Saved entries:
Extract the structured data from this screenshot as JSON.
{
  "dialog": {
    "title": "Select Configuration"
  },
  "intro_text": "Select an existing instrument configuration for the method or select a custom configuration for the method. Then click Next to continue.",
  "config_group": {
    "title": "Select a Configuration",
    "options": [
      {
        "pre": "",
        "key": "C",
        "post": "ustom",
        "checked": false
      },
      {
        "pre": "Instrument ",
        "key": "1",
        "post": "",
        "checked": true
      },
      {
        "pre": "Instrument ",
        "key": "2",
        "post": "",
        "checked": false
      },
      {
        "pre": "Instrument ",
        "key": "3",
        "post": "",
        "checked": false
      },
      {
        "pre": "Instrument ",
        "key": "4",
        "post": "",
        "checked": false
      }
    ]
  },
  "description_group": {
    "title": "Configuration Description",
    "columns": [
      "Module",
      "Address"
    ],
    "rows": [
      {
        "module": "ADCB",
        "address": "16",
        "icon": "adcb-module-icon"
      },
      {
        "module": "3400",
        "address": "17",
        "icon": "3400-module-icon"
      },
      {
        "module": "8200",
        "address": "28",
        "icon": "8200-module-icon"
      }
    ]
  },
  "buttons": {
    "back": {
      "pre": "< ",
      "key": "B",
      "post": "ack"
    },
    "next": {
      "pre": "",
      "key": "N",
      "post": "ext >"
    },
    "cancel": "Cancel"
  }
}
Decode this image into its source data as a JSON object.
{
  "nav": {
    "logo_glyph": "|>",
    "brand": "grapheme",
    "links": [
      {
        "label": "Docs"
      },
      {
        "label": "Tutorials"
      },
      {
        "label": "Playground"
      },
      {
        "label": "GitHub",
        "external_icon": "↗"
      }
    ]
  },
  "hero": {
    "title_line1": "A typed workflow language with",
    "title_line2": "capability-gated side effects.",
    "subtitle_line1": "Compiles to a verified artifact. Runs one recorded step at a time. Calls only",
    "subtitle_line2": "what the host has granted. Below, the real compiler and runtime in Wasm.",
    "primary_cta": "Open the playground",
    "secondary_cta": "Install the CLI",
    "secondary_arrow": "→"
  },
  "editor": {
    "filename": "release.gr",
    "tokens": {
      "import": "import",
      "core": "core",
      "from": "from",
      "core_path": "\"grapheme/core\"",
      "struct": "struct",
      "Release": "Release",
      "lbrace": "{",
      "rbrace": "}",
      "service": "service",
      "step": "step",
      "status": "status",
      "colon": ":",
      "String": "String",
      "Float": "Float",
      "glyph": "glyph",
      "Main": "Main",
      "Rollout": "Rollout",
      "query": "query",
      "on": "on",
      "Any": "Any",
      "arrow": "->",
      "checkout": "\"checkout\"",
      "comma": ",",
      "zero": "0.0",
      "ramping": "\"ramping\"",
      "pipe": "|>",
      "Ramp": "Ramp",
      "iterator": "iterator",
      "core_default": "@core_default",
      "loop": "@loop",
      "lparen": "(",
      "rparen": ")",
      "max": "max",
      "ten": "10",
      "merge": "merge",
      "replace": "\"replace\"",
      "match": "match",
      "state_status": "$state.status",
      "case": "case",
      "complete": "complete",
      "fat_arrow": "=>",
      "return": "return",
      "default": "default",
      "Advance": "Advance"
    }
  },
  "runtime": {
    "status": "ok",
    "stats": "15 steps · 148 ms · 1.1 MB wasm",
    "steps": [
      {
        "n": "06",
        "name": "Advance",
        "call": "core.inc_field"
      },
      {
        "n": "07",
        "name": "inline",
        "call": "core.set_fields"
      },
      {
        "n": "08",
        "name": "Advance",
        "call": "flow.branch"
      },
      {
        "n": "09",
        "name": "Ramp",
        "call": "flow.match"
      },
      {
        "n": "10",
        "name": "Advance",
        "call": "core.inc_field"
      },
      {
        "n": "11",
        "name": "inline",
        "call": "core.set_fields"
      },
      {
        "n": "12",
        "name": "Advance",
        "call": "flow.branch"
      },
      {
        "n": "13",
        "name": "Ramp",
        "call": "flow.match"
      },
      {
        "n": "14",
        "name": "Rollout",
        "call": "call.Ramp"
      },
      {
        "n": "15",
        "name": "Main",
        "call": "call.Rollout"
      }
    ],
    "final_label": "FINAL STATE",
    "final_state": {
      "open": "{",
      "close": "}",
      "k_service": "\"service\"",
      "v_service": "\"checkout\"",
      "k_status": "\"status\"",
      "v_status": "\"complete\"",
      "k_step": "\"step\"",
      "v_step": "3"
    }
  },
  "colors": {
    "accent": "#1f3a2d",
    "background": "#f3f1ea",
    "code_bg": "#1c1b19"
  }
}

→ WRITTEN EXERCISE
Collect the lines of the records that include the string "this".

→ EXERCISE SOLUTION
Extract the structured data from this screenshot as JSON.
Decode this image into its source data as a JSON object.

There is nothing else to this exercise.